--- Document section ---

Even diehard loyalists should acknowledge that Gibson's books all have basically the same trajectory, for until now it's always been an enjoyable ride: the drip-drip-drip revelation of an agenda hidden from a protagonist drawn inexorably by the tractor beam of a secretive patron into the Death Star of a new reality. Without exception, his books contain at least one scene where the scales fall from the eyes of the lead character -- who, whether male or female, is attractive and rugged and vulnerable and talented and jaded and lost and seeking for a meaning which may or may not be illusory, but at least always winds up being highly lucrative. S/he will come to realize, step by step, that while pursuing some rather enigmatic, slightly desperate, increasingly dangerous mission on behalf of a very rich, powerful and shadowy force beyond the ken of mere mortals, s/he has been a just a pawn in their game. The stated mission will always differ radically from the true agenda.
Readers get to ride shotgun with this protagonist, who is kept always off balance and in motion, while we get to feel somewhat superior as we tick off each clue, one step ahead of the manipulated characters. One can look forward to that moment in each novel when Gibson blows your mind with What It All Really Meant, How the World Really Works, and Where that World is Headed Next.
In this iteration of the once and future Gibsonian plot, the lead charcter Hollis Henry is a former alt-rock cult icon, a composite perhaps of the Pixies' Kim Deal and Sonic Youth's Kim Gordon, who has turned halfheartedly to journalism to keep busy, or something. (It is never convincingly explained why such a figure would want to become one of the ink-stained wretches despised by most great musicians. Think: Bob Dylan or John Lennon shredding reporters at press conferences.)

--- Given entries ---

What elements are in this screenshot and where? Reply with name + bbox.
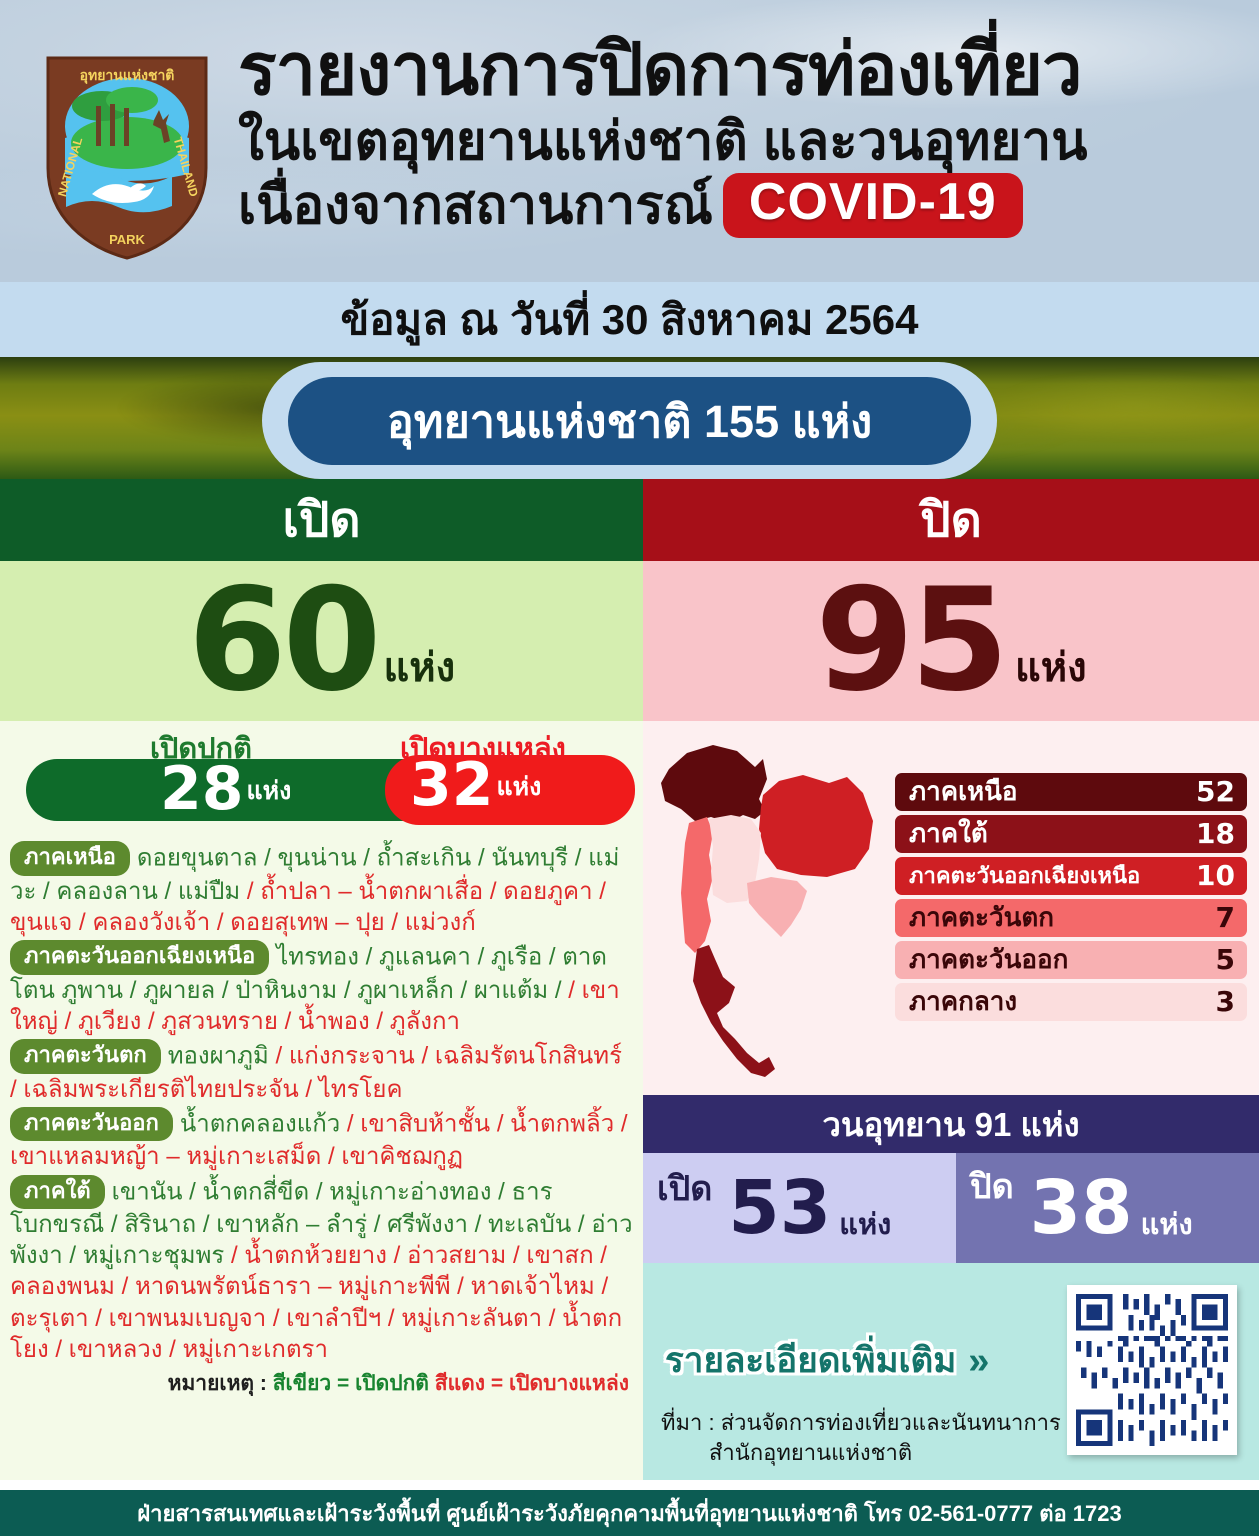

---
--- Given entries ---

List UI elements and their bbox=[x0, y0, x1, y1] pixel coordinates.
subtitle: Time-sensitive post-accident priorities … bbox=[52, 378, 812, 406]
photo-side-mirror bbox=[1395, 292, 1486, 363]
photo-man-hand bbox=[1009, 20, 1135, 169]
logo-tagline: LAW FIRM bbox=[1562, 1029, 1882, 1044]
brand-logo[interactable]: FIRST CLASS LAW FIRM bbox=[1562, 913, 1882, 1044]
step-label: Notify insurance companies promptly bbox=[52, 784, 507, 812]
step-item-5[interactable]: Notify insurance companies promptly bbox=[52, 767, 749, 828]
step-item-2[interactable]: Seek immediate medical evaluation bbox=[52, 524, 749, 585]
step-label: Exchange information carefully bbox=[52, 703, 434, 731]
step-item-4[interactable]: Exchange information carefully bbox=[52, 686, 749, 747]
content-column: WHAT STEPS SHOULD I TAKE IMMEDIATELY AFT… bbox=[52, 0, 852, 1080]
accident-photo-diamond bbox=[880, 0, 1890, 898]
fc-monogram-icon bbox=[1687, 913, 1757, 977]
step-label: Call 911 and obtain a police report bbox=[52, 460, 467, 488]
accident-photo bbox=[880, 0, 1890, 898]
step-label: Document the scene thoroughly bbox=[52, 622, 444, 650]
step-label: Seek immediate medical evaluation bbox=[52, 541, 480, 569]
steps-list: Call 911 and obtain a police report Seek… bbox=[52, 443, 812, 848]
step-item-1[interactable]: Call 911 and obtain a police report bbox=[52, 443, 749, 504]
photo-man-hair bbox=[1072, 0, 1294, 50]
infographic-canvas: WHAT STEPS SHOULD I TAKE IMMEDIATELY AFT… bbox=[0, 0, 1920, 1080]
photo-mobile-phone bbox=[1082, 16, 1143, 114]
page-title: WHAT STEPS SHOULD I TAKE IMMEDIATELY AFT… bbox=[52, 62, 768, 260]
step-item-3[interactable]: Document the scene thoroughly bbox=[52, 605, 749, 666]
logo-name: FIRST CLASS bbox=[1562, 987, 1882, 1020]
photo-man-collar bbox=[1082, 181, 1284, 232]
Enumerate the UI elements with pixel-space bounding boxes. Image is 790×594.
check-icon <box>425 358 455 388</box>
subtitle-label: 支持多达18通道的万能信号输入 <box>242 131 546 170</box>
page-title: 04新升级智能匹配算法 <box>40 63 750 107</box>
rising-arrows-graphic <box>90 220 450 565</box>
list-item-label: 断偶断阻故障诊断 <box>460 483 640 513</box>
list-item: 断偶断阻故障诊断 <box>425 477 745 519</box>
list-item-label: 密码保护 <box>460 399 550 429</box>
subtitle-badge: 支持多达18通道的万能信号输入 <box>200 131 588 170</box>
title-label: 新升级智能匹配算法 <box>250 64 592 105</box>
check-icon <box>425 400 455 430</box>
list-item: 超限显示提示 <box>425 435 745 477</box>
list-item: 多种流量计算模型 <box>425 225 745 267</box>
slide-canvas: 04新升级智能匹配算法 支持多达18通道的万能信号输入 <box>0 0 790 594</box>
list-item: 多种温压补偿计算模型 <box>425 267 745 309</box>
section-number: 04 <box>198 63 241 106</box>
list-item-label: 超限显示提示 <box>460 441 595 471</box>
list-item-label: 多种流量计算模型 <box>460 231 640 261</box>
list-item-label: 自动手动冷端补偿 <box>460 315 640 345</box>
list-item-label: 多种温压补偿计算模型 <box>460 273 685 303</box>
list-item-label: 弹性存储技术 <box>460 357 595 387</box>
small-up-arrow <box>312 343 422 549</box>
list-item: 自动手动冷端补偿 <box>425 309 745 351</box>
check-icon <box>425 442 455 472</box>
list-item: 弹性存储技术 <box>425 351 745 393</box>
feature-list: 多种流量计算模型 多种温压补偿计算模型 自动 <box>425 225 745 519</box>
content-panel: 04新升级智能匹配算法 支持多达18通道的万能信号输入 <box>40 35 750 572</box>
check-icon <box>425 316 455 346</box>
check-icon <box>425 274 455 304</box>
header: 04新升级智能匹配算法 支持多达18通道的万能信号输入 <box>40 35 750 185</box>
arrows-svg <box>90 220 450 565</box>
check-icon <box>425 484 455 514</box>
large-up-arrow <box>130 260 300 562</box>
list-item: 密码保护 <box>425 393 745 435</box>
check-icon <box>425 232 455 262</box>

---

» Tasks:
1 – Output the passage of the Gibson review that opens with the words containing "Readers get to" and closes with "at press conferences.)", copied word for word.
2 – Return, unchanged, the lines of the listing that start at the line containing "List UI elements" and end at the line containing "step-item-4[interactable]: Exchange information", with both of those lines included.
The Gibson review and the listing have no connection to each other.

» Answers below:
1 –
Readers get to ride shotgun with this protagonist, who is kept always off balance and in motion, while we get to feel somewhat superior as we tick off each clue, one step ahead of the manipulated characters. One can look forward to that moment in each novel when Gibson blows your mind with What It All Really Meant, How the World Really Works, and Where that World is Headed Next.
In this iteration of the once and future Gibsonian plot, the lead charcter Hollis Henry is a former alt-rock cult icon, a composite perhaps of the Pixies' Kim Deal and Sonic Youth's Kim Gordon, who has turned halfheartedly to journalism to keep busy, or something. (It is never convincingly explained why such a figure would want to become one of the ink-stained wretches despised by most great musicians. Think: Bob Dylan or John Lennon shredding reporters at press conferences.)

2 –
List UI elements and their bbox=[x0, y0, x1, y1] pixel coordinates.
subtitle: Time-sensitive post-accident priorities … bbox=[52, 378, 812, 406]
photo-side-mirror bbox=[1395, 292, 1486, 363]
photo-man-hand bbox=[1009, 20, 1135, 169]
logo-tagline: LAW FIRM bbox=[1562, 1029, 1882, 1044]
brand-logo[interactable]: FIRST CLASS LAW FIRM bbox=[1562, 913, 1882, 1044]
step-label: Notify insurance companies promptly bbox=[52, 784, 507, 812]
step-item-5[interactable]: Notify insurance companies promptly bbox=[52, 767, 749, 828]
step-item-2[interactable]: Seek immediate medical evaluation bbox=[52, 524, 749, 585]
step-label: Exchange information carefully bbox=[52, 703, 434, 731]
step-item-4[interactable]: Exchange information carefully bbox=[52, 686, 749, 747]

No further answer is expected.